** Start Available records **

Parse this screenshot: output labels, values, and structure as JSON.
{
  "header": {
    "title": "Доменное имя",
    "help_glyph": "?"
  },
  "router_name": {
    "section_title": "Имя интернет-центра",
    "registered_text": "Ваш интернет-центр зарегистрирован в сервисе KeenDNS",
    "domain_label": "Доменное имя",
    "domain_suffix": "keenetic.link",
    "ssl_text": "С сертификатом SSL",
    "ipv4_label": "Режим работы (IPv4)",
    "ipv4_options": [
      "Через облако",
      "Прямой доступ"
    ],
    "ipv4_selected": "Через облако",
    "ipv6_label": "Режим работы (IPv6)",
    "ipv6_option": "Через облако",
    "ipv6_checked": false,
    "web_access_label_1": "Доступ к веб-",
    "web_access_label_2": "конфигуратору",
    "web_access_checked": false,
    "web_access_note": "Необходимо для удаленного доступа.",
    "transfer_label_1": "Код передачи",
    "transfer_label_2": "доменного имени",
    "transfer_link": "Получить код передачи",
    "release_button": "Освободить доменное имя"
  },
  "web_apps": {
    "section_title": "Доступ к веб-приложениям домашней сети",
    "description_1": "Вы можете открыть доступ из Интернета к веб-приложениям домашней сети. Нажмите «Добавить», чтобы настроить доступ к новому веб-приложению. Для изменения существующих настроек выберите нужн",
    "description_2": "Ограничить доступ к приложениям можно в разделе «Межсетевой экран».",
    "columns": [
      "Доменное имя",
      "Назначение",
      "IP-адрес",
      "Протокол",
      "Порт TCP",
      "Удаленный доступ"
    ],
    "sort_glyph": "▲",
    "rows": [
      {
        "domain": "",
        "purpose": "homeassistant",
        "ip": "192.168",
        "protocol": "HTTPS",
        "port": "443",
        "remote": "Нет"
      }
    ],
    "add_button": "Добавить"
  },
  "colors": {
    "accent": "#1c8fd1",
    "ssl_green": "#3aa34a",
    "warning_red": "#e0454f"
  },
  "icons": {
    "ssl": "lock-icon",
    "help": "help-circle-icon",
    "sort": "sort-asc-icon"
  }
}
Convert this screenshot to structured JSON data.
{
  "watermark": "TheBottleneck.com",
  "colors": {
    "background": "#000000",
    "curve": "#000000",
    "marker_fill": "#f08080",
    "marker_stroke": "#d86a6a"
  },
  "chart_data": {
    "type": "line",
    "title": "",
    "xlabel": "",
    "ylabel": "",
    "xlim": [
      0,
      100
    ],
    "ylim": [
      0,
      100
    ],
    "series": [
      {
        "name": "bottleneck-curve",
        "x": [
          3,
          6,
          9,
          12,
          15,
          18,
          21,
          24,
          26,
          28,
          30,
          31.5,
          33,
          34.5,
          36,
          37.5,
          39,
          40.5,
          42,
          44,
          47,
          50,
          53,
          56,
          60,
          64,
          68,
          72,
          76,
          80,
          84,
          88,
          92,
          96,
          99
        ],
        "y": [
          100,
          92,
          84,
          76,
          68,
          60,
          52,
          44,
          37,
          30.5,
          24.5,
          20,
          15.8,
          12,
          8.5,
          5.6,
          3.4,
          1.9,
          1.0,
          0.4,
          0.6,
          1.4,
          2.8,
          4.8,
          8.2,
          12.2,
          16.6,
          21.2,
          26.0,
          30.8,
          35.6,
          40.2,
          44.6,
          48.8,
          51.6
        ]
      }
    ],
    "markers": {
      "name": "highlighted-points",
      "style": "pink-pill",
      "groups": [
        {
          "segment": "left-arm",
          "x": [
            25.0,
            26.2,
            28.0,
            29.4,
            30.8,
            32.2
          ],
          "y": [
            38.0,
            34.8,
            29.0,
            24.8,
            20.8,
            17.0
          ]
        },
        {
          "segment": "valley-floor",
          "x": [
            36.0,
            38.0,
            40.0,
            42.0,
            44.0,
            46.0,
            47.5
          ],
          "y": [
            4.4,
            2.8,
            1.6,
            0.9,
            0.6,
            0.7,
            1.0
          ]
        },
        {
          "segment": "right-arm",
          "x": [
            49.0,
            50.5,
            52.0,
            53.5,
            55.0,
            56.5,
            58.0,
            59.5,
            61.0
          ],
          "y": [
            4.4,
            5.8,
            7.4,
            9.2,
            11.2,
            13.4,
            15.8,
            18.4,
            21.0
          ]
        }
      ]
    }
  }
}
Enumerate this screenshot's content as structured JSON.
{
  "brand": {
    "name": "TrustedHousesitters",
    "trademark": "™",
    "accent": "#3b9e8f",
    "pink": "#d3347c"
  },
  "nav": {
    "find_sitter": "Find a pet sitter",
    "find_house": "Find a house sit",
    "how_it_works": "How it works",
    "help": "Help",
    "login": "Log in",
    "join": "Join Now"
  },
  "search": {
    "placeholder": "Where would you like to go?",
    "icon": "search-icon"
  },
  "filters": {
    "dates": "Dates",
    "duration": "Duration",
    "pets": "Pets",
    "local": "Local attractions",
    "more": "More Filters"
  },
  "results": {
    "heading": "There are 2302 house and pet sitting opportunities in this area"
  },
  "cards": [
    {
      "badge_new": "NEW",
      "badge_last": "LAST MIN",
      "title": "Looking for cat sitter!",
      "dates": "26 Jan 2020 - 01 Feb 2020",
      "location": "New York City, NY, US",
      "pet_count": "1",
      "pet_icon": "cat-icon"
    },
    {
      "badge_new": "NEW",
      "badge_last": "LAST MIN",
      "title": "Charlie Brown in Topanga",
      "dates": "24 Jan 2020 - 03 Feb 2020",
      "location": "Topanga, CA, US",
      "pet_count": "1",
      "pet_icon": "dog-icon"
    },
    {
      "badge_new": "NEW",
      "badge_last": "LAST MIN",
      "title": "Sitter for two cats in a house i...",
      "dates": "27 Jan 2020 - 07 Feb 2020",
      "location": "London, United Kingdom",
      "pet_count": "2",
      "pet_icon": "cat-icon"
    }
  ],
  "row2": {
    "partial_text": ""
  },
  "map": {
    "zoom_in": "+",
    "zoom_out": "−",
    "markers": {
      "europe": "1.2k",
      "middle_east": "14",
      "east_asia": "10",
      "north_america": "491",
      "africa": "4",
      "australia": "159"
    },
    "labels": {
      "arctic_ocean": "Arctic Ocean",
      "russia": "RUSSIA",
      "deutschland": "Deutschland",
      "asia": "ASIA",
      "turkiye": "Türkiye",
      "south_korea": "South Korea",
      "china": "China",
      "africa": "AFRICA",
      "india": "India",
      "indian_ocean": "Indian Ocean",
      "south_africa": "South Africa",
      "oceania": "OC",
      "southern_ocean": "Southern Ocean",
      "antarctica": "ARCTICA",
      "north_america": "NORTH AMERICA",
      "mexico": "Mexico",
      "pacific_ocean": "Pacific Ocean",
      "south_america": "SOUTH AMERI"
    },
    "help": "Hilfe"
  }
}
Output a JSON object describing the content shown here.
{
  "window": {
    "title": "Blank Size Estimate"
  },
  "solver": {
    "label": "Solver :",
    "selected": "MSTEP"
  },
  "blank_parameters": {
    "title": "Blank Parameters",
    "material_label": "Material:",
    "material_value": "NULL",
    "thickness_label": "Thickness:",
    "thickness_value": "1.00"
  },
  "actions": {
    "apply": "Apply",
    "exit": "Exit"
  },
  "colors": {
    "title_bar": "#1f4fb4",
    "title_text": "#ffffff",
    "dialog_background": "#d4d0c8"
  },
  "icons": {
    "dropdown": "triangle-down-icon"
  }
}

** End Available records **

* [Exercise objective] Transcribe every line of the data, exactly as it stands.

* [Right answer]
Parse this screenshot: output labels, values, and structure as JSON.
{
  "header": {
    "title": "Доменное имя",
    "help_glyph": "?"
  },
  "router_name": {
    "section_title": "Имя интернет-центра",
    "registered_text": "Ваш интернет-центр зарегистрирован в сервисе KeenDNS",
    "domain_label": "Доменное имя",
    "domain_suffix": "keenetic.link",
    "ssl_text": "С сертификатом SSL",
    "ipv4_label": "Режим работы (IPv4)",
    "ipv4_options": [
      "Через облако",
      "Прямой доступ"
    ],
    "ipv4_selected": "Через облако",
    "ipv6_label": "Режим работы (IPv6)",
    "ipv6_option": "Через облако",
    "ipv6_checked": false,
    "web_access_label_1": "Доступ к веб-",
    "web_access_label_2": "конфигуратору",
    "web_access_checked": false,
    "web_access_note": "Необходимо для удаленного доступа.",
    "transfer_label_1": "Код передачи",
    "transfer_label_2": "доменного имени",
    "transfer_link": "Получить код передачи",
    "release_button": "Освободить доменное имя"
  },
  "web_apps": {
    "section_title": "Доступ к веб-приложениям домашней сети",
    "description_1": "Вы можете открыть доступ из Интернета к веб-приложениям домашней сети. Нажмите «Добавить», чтобы настроить доступ к новому веб-приложению. Для изменения существующих настроек выберите нужн",
    "description_2": "Ограничить доступ к приложениям можно в разделе «Межсетевой экран».",
    "columns": [
      "Доменное имя",
      "Назначение",
      "IP-адрес",
      "Протокол",
      "Порт TCP",
      "Удаленный доступ"
    ],
    "sort_glyph": "▲",
    "rows": [
      {
        "domain": "",
        "purpose": "homeassistant",
        "ip": "192.168",
        "protocol": "HTTPS",
        "port": "443",
        "remote": "Нет"
      }
    ],
    "add_button": "Добавить"
  },
  "colors": {
    "accent": "#1c8fd1",
    "ssl_green": "#3aa34a",
    "warning_red": "#e0454f"
  },
  "icons": {
    "ssl": "lock-icon",
    "help": "help-circle-icon",
    "sort": "sort-asc-icon"
  }
}
Convert this screenshot to structured JSON data.
{
  "watermark": "TheBottleneck.com",
  "colors": {
    "background": "#000000",
    "curve": "#000000",
    "marker_fill": "#f08080",
    "marker_stroke": "#d86a6a"
  },
  "chart_data": {
    "type": "line",
    "title": "",
    "xlabel": "",
    "ylabel": "",
    "xlim": [
      0,
      100
    ],
    "ylim": [
      0,
      100
    ],
    "series": [
      {
        "name": "bottleneck-curve",
        "x": [
          3,
          6,
          9,
          12,
          15,
          18,
          21,
          24,
          26,
          28,
          30,
          31.5,
          33,
          34.5,
          36,
          37.5,
          39,
          40.5,
          42,
          44,
          47,
          50,
          53,
          56,
          60,
          64,
          68,
          72,
          76,
          80,
          84,
          88,
          92,
          96,
          99
        ],
        "y": [
          100,
          92,
          84,
          76,
          68,
          60,
          52,
          44,
          37,
          30.5,
          24.5,
          20,
          15.8,
          12,
          8.5,
          5.6,
          3.4,
          1.9,
          1.0,
          0.4,
          0.6,
          1.4,
          2.8,
          4.8,
          8.2,
          12.2,
          16.6,
          21.2,
          26.0,
          30.8,
          35.6,
          40.2,
          44.6,
          48.8,
          51.6
        ]
      }
    ],
    "markers": {
      "name": "highlighted-points",
      "style": "pink-pill",
      "groups": [
        {
          "segment": "left-arm",
          "x": [
            25.0,
            26.2,
            28.0,
            29.4,
            30.8,
            32.2
          ],
          "y": [
            38.0,
            34.8,
            29.0,
            24.8,
            20.8,
            17.0
          ]
        },
        {
          "segment": "valley-floor",
          "x": [
            36.0,
            38.0,
            40.0,
            42.0,
            44.0,
            46.0,
            47.5
          ],
          "y": [
            4.4,
            2.8,
            1.6,
            0.9,
            0.6,
            0.7,
            1.0
          ]
        },
        {
          "segment": "right-arm",
          "x": [
            49.0,
            50.5,
            52.0,
            53.5,
            55.0,
            56.5,
            58.0,
            59.5,
            61.0
          ],
          "y": [
            4.4,
            5.8,
            7.4,
            9.2,
            11.2,
            13.4,
            15.8,
            18.4,
            21.0
          ]
        }
      ]
    }
  }
}
Enumerate this screenshot's content as structured JSON.
{
  "brand": {
    "name": "TrustedHousesitters",
    "trademark": "™",
    "accent": "#3b9e8f",
    "pink": "#d3347c"
  },
  "nav": {
    "find_sitter": "Find a pet sitter",
    "find_house": "Find a house sit",
    "how_it_works": "How it works",
    "help": "Help",
    "login": "Log in",
    "join": "Join Now"
  },
  "search": {
    "placeholder": "Where would you like to go?",
    "icon": "search-icon"
  },
  "filters": {
    "dates": "Dates",
    "duration": "Duration",
    "pets": "Pets",
    "local": "Local attractions",
    "more": "More Filters"
  },
  "results": {
    "heading": "There are 2302 house and pet sitting opportunities in this area"
  },
  "cards": [
    {
      "badge_new": "NEW",
      "badge_last": "LAST MIN",
      "title": "Looking for cat sitter!",
      "dates": "26 Jan 2020 - 01 Feb 2020",
      "location": "New York City, NY, US",
      "pet_count": "1",
      "pet_icon": "cat-icon"
    },
    {
      "badge_new": "NEW",
      "badge_last": "LAST MIN",
      "title": "Charlie Brown in Topanga",
      "dates": "24 Jan 2020 - 03 Feb 2020",
      "location": "Topanga, CA, US",
      "pet_count": "1",
      "pet_icon": "dog-icon"
    },
    {
      "badge_new": "NEW",
      "badge_last": "LAST MIN",
      "title": "Sitter for two cats in a house i...",
      "dates": "27 Jan 2020 - 07 Feb 2020",
      "location": "London, United Kingdom",
      "pet_count": "2",
      "pet_icon": "cat-icon"
    }
  ],
  "row2": {
    "partial_text": ""
  },
  "map": {
    "zoom_in": "+",
    "zoom_out": "−",
    "markers": {
      "europe": "1.2k",
      "middle_east": "14",
      "east_asia": "10",
      "north_america": "491",
      "africa": "4",
      "australia": "159"
    },
    "labels": {
      "arctic_ocean": "Arctic Ocean",
      "russia": "RUSSIA",
      "deutschland": "Deutschland",
      "asia": "ASIA",
      "turkiye": "Türkiye",
      "south_korea": "South Korea",
      "china": "China",
      "africa": "AFRICA",
      "india": "India",
      "indian_ocean": "Indian Ocean",
      "south_africa": "South Africa",
      "oceania": "OC",
      "southern_ocean": "Southern Ocean",
      "antarctica": "ARCTICA",
      "north_america": "NORTH AMERICA",
      "mexico": "Mexico",
      "pacific_ocean": "Pacific Ocean",
      "south_america": "SOUTH AMERI"
    },
    "help": "Hilfe"
  }
}
Output a JSON object describing the content shown here.
{
  "window": {
    "title": "Blank Size Estimate"
  },
  "solver": {
    "label": "Solver :",
    "selected": "MSTEP"
  },
  "blank_parameters": {
    "title": "Blank Parameters",
    "material_label": "Material:",
    "material_value": "NULL",
    "thickness_label": "Thickness:",
    "thickness_value": "1.00"
  },
  "actions": {
    "apply": "Apply",
    "exit": "Exit"
  },
  "colors": {
    "title_bar": "#1f4fb4",
    "title_text": "#ffffff",
    "dialog_background": "#d4d0c8"
  },
  "icons": {
    "dropdown": "triangle-down-icon"
  }
}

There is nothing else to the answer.